— Start Working data —

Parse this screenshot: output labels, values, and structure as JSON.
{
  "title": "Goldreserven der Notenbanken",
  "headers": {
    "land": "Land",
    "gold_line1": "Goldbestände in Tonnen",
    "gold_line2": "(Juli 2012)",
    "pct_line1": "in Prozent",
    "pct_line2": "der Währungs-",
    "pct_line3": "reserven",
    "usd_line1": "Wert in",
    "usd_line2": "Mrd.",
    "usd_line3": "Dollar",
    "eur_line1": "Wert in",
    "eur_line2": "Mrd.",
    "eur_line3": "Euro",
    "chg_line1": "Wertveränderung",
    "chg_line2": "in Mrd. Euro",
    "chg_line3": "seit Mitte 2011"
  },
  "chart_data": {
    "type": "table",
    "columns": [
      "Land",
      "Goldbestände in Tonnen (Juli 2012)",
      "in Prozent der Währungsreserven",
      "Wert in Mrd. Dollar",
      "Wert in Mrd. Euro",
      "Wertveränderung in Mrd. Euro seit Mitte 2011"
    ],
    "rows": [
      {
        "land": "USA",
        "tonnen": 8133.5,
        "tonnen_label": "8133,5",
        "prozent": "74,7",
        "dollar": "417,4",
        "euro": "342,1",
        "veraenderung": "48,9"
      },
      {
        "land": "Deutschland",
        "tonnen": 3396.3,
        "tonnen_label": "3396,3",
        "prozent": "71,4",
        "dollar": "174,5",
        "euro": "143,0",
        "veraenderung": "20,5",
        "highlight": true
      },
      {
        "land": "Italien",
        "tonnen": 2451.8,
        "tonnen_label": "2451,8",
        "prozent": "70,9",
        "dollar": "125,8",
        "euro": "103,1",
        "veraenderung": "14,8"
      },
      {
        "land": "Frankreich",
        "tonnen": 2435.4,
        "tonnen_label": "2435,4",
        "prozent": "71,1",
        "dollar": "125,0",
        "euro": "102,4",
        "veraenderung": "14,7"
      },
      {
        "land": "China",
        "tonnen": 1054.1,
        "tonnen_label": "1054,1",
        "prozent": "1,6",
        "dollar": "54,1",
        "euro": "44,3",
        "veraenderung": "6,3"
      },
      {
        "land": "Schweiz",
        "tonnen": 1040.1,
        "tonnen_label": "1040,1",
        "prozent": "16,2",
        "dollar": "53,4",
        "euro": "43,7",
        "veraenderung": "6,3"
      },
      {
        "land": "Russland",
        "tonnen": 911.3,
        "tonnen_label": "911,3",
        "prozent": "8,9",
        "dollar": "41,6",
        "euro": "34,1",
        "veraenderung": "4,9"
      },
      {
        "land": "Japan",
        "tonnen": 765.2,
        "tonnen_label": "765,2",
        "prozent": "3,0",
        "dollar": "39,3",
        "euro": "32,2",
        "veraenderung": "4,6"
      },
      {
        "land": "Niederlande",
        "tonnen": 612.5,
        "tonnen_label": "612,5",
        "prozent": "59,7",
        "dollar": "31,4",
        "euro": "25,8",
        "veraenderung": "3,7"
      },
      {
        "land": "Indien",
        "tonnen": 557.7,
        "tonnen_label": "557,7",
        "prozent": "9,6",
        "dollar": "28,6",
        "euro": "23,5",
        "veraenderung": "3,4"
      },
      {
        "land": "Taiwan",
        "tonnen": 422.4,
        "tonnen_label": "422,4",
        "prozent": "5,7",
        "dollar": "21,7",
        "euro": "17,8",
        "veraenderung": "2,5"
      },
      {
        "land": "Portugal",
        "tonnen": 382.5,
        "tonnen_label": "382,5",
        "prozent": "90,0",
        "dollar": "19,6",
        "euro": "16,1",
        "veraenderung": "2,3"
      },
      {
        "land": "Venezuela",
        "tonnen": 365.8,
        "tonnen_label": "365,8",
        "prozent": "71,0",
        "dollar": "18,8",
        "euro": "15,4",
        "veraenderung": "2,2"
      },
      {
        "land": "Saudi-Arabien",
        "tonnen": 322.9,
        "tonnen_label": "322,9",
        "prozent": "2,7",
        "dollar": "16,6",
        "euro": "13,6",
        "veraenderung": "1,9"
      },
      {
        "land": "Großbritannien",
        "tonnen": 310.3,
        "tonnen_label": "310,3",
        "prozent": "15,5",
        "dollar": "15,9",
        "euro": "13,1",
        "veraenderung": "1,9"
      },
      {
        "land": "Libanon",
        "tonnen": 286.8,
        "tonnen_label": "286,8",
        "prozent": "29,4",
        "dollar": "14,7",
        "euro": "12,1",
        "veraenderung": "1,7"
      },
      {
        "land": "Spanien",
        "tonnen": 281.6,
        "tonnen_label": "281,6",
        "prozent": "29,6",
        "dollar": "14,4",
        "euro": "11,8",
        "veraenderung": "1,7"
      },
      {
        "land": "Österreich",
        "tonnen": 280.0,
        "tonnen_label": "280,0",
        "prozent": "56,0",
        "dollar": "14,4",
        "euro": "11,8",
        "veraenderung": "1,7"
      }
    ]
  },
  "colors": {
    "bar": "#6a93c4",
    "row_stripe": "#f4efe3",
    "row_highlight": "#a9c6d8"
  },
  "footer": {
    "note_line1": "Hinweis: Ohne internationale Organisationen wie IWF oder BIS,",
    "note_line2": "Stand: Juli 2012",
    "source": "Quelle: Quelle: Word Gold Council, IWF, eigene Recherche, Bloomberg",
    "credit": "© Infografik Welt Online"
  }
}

— End Working data —

Print all of the entries exactly as they are written.

◆ Result of the task:
Parse this screenshot: output labels, values, and structure as JSON.
{
  "title": "Goldreserven der Notenbanken",
  "headers": {
    "land": "Land",
    "gold_line1": "Goldbestände in Tonnen",
    "gold_line2": "(Juli 2012)",
    "pct_line1": "in Prozent",
    "pct_line2": "der Währungs-",
    "pct_line3": "reserven",
    "usd_line1": "Wert in",
    "usd_line2": "Mrd.",
    "usd_line3": "Dollar",
    "eur_line1": "Wert in",
    "eur_line2": "Mrd.",
    "eur_line3": "Euro",
    "chg_line1": "Wertveränderung",
    "chg_line2": "in Mrd. Euro",
    "chg_line3": "seit Mitte 2011"
  },
  "chart_data": {
    "type": "table",
    "columns": [
      "Land",
      "Goldbestände in Tonnen (Juli 2012)",
      "in Prozent der Währungsreserven",
      "Wert in Mrd. Dollar",
      "Wert in Mrd. Euro",
      "Wertveränderung in Mrd. Euro seit Mitte 2011"
    ],
    "rows": [
      {
        "land": "USA",
        "tonnen": 8133.5,
        "tonnen_label": "8133,5",
        "prozent": "74,7",
        "dollar": "417,4",
        "euro": "342,1",
        "veraenderung": "48,9"
      },
      {
        "land": "Deutschland",
        "tonnen": 3396.3,
        "tonnen_label": "3396,3",
        "prozent": "71,4",
        "dollar": "174,5",
        "euro": "143,0",
        "veraenderung": "20,5",
        "highlight": true
      },
      {
        "land": "Italien",
        "tonnen": 2451.8,
        "tonnen_label": "2451,8",
        "prozent": "70,9",
        "dollar": "125,8",
        "euro": "103,1",
        "veraenderung": "14,8"
      },
      {
        "land": "Frankreich",
        "tonnen": 2435.4,
        "tonnen_label": "2435,4",
        "prozent": "71,1",
        "dollar": "125,0",
        "euro": "102,4",
        "veraenderung": "14,7"
      },
      {
        "land": "China",
        "tonnen": 1054.1,
        "tonnen_label": "1054,1",
        "prozent": "1,6",
        "dollar": "54,1",
        "euro": "44,3",
        "veraenderung": "6,3"
      },
      {
        "land": "Schweiz",
        "tonnen": 1040.1,
        "tonnen_label": "1040,1",
        "prozent": "16,2",
        "dollar": "53,4",
        "euro": "43,7",
        "veraenderung": "6,3"
      },
      {
        "land": "Russland",
        "tonnen": 911.3,
        "tonnen_label": "911,3",
        "prozent": "8,9",
        "dollar": "41,6",
        "euro": "34,1",
        "veraenderung": "4,9"
      },
      {
        "land": "Japan",
        "tonnen": 765.2,
        "tonnen_label": "765,2",
        "prozent": "3,0",
        "dollar": "39,3",
        "euro": "32,2",
        "veraenderung": "4,6"
      },
      {
        "land": "Niederlande",
        "tonnen": 612.5,
        "tonnen_label": "612,5",
        "prozent": "59,7",
        "dollar": "31,4",
        "euro": "25,8",
        "veraenderung": "3,7"
      },
      {
        "land": "Indien",
        "tonnen": 557.7,
        "tonnen_label": "557,7",
        "prozent": "9,6",
        "dollar": "28,6",
        "euro": "23,5",
        "veraenderung": "3,4"
      },
      {
        "land": "Taiwan",
        "tonnen": 422.4,
        "tonnen_label": "422,4",
        "prozent": "5,7",
        "dollar": "21,7",
        "euro": "17,8",
        "veraenderung": "2,5"
      },
      {
        "land": "Portugal",
        "tonnen": 382.5,
        "tonnen_label": "382,5",
        "prozent": "90,0",
        "dollar": "19,6",
        "euro": "16,1",
        "veraenderung": "2,3"
      },
      {
        "land": "Venezuela",
        "tonnen": 365.8,
        "tonnen_label": "365,8",
        "prozent": "71,0",
        "dollar": "18,8",
        "euro": "15,4",
        "veraenderung": "2,2"
      },
      {
        "land": "Saudi-Arabien",
        "tonnen": 322.9,
        "tonnen_label": "322,9",
        "prozent": "2,7",
        "dollar": "16,6",
        "euro": "13,6",
        "veraenderung": "1,9"
      },
      {
        "land": "Großbritannien",
        "tonnen": 310.3,
        "tonnen_label": "310,3",
        "prozent": "15,5",
        "dollar": "15,9",
        "euro": "13,1",
        "veraenderung": "1,9"
      },
      {
        "land": "Libanon",
        "tonnen": 286.8,
        "tonnen_label": "286,8",
        "prozent": "29,4",
        "dollar": "14,7",
        "euro": "12,1",
        "veraenderung": "1,7"
      },
      {
        "land": "Spanien",
        "tonnen": 281.6,
        "tonnen_label": "281,6",
        "prozent": "29,6",
        "dollar": "14,4",
        "euro": "11,8",
        "veraenderung": "1,7"
      },
      {
        "land": "Österreich",
        "tonnen": 280.0,
        "tonnen_label": "280,0",
        "prozent": "56,0",
        "dollar": "14,4",
        "euro": "11,8",
        "veraenderung": "1,7"
      }
    ]
  },
  "colors": {
    "bar": "#6a93c4",
    "row_stripe": "#f4efe3",
    "row_highlight": "#a9c6d8"
  },
  "footer": {
    "note_line1": "Hinweis: Ohne internationale Organisationen wie IWF oder BIS,",
    "note_line2": "Stand: Juli 2012",
    "source": "Quelle: Quelle: Word Gold Council, IWF, eigene Recherche, Bloomberg",
    "credit": "© Infografik Welt Online"
  }
}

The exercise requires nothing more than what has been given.